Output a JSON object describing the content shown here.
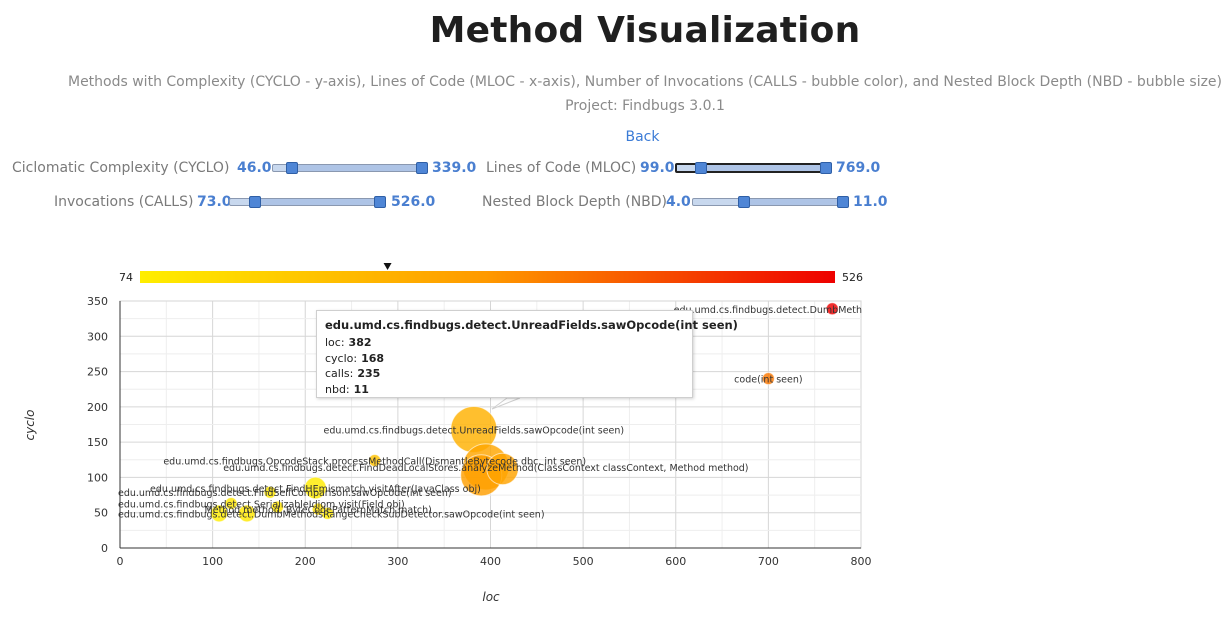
{
  "header": {
    "title": "Method Visualization",
    "subtitle": "Methods with Complexity (CYCLO - y-axis), Lines of Code (MLOC - x-axis), Number of Invocations (CALLS - bubble color), and Nested Block Depth (NBD - bubble size)",
    "project": "Project: Findbugs 3.0.1",
    "back_label": "Back"
  },
  "filters": {
    "cyclo": {
      "label": "Ciclomatic Complexity (CYCLO)",
      "min": "46.0",
      "max": "339.0",
      "range": [
        46,
        339
      ],
      "frac": [
        0.1,
        1.0
      ]
    },
    "mloc": {
      "label": "Lines of Code (MLOC)",
      "min": "99.0",
      "max": "769.0",
      "range": [
        99,
        769
      ],
      "frac": [
        0.14,
        1.0
      ]
    },
    "calls": {
      "label": "Invocations (CALLS)",
      "min": "73.0",
      "max": "526.0",
      "range": [
        73,
        526
      ],
      "frac": [
        0.14,
        1.0
      ]
    },
    "nbd": {
      "label": "Nested Block Depth (NBD)",
      "min": "4.0",
      "max": "11.0",
      "range": [
        4,
        11
      ],
      "frac": [
        0.32,
        1.0
      ]
    }
  },
  "colors": {
    "low": "#ffee00",
    "mid": "#ff9900",
    "high": "#ee0000",
    "slider_handle": "#4f86d6",
    "link": "#3b7bd6"
  },
  "chart_data": {
    "type": "scatter",
    "xlabel": "loc",
    "ylabel": "cyclo",
    "xlim": [
      0,
      800
    ],
    "ylim": [
      0,
      350
    ],
    "xticks": [
      "0",
      "100",
      "200",
      "300",
      "400",
      "500",
      "600",
      "700",
      "800"
    ],
    "yticks": [
      "0",
      "50",
      "100",
      "150",
      "200",
      "250",
      "300",
      "350"
    ],
    "grid": true,
    "colorbar": {
      "min_label": "74",
      "max_label": "526",
      "min": 74,
      "max": 526,
      "marker": 235
    },
    "points": [
      {
        "x": 769,
        "y": 339,
        "calls": 526,
        "nbd": 4,
        "label": "edu.umd.cs.findbugs.detect.DumbMeth"
      },
      {
        "x": 382,
        "y": 168,
        "calls": 235,
        "nbd": 11,
        "label": "edu.umd.cs.findbugs.detect.UnreadFields.sawOpcode(int seen)"
      },
      {
        "x": 395,
        "y": 115,
        "calls": 265,
        "nbd": 11,
        "label": "edu.umd.cs.findbugs.detect.FindDeadLocalStores.analyzeMethod(ClassContext classContext, Method method)"
      },
      {
        "x": 390,
        "y": 103,
        "calls": 285,
        "nbd": 10,
        "label": ""
      },
      {
        "x": 413,
        "y": 112,
        "calls": 270,
        "nbd": 8,
        "label": ""
      },
      {
        "x": 275,
        "y": 124,
        "calls": 190,
        "nbd": 4,
        "label": "edu.umd.cs.findbugs.OpcodeStack.processMethodCall(DismantleBytecode dbc, int seen)"
      },
      {
        "x": 211,
        "y": 85,
        "calls": 80,
        "nbd": 6,
        "label": "edu.umd.cs.findbugs.detect.FindHEmismatch.visitAfter(JavaClass obj)"
      },
      {
        "x": 162,
        "y": 79,
        "calls": 90,
        "nbd": 4,
        "label": "edu.umd.cs.findbugs.detect.FindSelfComparison.sawOpcode(int seen)"
      },
      {
        "x": 120,
        "y": 63,
        "calls": 95,
        "nbd": 4,
        "label": "edu.umd.cs.findbugs.detect.SerializableIdiom.visit(Field obj)"
      },
      {
        "x": 224,
        "y": 49,
        "calls": 85,
        "nbd": 4,
        "label": "edu.umd.cs.findbugs.detect.DumbMethodsRangeCheckSubDetector.sawOpcode(int seen)"
      },
      {
        "x": 214,
        "y": 55,
        "calls": 110,
        "nbd": 4,
        "label": "Method method, ByteCodePatternMatch match)"
      },
      {
        "x": 107,
        "y": 49,
        "calls": 75,
        "nbd": 5,
        "label": ""
      },
      {
        "x": 137,
        "y": 49,
        "calls": 90,
        "nbd": 5,
        "label": ""
      },
      {
        "x": 170,
        "y": 58,
        "calls": 100,
        "nbd": 4,
        "label": ""
      },
      {
        "x": 700,
        "y": 240,
        "calls": 350,
        "nbd": 4,
        "label": "code(int seen)"
      }
    ],
    "tooltip": {
      "title": "edu.umd.cs.findbugs.detect.UnreadFields.sawOpcode(int seen)",
      "rows": [
        {
          "k": "loc:",
          "v": "382"
        },
        {
          "k": "cyclo:",
          "v": "168"
        },
        {
          "k": "calls:",
          "v": "235"
        },
        {
          "k": "nbd:",
          "v": "11"
        }
      ]
    }
  }
}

##########

Look over the listing. Pull out every line with the string "UnreadFields" in it.

        "label": "edu.umd.cs.findbugs.detect.UnreadFields.sawOpcode(int seen)"
      "title": "edu.umd.cs.findbugs.detect.UnreadFields.sawOpcode(int seen)",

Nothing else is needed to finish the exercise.